• [The problem]: Collect all lines from the records below that include the word "down".

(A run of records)
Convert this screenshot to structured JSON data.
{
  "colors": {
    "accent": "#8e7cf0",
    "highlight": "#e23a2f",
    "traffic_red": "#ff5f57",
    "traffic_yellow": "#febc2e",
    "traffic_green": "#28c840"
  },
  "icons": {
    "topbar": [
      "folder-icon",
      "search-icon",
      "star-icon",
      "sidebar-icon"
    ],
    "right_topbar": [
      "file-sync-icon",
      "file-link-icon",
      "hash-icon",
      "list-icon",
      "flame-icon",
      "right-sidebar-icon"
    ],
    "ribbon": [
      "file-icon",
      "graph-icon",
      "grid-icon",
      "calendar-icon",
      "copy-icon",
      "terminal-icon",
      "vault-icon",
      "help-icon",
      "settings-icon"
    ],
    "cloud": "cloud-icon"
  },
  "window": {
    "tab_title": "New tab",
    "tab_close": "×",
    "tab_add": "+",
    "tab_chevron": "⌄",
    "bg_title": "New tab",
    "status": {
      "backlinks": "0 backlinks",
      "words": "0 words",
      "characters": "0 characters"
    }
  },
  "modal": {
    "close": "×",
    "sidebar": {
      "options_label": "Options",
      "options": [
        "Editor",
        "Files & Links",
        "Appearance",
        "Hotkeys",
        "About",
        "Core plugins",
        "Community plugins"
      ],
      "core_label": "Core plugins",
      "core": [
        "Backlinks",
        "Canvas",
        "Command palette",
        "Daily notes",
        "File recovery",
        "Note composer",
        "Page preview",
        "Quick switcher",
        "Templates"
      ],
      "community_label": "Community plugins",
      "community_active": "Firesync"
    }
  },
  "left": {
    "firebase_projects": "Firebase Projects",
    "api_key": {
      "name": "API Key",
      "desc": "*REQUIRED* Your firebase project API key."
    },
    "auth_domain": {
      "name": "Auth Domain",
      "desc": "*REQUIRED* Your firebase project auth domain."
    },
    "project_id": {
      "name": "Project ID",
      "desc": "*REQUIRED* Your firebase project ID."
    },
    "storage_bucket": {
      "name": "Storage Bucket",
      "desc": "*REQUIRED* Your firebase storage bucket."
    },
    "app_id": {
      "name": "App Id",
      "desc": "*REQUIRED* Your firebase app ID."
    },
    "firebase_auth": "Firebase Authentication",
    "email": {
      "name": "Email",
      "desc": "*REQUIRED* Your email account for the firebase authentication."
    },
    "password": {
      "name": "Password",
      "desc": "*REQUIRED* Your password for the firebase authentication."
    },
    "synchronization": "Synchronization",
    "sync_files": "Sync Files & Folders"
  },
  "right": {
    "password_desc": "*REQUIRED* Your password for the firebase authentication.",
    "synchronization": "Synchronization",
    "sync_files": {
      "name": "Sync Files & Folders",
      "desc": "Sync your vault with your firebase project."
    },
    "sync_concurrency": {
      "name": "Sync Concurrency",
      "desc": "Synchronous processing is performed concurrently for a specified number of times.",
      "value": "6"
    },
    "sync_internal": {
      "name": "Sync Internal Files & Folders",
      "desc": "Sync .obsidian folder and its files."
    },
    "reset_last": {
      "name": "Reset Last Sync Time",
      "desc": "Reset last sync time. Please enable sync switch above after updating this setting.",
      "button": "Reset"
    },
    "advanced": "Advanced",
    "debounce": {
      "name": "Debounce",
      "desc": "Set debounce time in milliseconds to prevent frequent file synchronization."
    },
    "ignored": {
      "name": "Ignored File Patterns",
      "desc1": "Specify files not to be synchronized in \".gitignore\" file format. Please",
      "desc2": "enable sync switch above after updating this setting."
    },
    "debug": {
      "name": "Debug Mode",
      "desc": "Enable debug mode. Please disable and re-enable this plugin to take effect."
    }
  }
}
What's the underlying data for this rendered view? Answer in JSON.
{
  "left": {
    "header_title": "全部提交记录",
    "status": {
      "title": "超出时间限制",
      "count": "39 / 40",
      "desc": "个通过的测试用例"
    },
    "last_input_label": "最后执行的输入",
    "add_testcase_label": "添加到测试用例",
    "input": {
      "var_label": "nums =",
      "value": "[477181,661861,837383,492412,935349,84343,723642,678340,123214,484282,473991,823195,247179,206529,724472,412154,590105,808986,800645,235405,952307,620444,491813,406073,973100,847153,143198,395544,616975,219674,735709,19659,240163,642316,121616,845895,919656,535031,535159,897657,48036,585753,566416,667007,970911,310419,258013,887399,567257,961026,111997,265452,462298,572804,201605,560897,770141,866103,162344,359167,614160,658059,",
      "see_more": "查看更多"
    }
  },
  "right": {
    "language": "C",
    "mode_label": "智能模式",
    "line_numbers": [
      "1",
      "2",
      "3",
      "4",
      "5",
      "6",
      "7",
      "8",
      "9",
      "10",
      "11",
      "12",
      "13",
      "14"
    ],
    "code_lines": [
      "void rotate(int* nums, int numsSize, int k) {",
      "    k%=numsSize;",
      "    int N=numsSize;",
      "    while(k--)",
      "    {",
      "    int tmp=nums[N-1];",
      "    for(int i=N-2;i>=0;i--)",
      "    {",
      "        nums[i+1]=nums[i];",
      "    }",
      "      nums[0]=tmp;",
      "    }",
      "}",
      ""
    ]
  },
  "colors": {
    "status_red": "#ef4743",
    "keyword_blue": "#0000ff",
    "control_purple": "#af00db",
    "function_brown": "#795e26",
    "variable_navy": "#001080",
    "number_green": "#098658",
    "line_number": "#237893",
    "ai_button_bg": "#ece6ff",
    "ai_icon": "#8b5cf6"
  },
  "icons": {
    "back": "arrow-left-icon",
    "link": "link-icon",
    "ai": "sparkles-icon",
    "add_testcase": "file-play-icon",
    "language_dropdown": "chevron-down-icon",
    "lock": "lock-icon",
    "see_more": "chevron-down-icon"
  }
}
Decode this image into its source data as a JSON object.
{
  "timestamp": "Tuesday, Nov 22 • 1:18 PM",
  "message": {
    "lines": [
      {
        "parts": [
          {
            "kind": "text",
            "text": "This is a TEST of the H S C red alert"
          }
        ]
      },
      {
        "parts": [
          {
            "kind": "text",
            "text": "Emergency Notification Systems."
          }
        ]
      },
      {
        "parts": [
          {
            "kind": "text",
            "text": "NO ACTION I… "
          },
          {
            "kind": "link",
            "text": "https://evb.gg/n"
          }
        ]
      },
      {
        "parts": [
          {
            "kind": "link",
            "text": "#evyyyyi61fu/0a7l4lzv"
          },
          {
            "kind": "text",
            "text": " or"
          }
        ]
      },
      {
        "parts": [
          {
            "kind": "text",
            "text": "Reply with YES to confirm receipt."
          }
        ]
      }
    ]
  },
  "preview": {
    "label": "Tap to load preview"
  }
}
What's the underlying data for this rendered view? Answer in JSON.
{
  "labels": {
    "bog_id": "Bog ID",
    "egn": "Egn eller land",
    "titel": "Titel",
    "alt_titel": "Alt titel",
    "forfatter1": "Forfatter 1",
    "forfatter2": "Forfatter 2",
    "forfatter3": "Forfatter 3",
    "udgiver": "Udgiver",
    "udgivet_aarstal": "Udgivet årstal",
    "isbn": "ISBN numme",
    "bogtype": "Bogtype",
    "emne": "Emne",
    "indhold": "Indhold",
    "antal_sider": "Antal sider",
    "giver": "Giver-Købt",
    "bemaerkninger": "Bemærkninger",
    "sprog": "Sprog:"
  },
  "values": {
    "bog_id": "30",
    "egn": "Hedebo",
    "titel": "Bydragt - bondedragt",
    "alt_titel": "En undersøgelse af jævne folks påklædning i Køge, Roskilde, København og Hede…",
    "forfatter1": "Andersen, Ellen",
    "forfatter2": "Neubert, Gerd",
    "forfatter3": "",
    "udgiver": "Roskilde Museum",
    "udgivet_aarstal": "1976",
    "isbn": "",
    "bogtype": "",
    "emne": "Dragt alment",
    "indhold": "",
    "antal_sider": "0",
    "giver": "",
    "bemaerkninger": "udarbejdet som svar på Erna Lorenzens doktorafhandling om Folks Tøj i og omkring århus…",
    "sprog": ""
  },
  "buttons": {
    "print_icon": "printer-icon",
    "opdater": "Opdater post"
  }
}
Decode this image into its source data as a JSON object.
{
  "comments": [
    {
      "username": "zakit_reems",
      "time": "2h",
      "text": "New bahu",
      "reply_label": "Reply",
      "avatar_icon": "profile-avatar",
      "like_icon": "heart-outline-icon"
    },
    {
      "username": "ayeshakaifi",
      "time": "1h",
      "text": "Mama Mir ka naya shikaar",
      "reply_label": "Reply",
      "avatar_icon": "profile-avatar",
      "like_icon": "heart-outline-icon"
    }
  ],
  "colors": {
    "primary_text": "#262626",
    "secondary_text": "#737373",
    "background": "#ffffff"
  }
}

• [Solution]:
    "language_dropdown": "chevron-down-icon",
    "see_more": "chevron-down-icon"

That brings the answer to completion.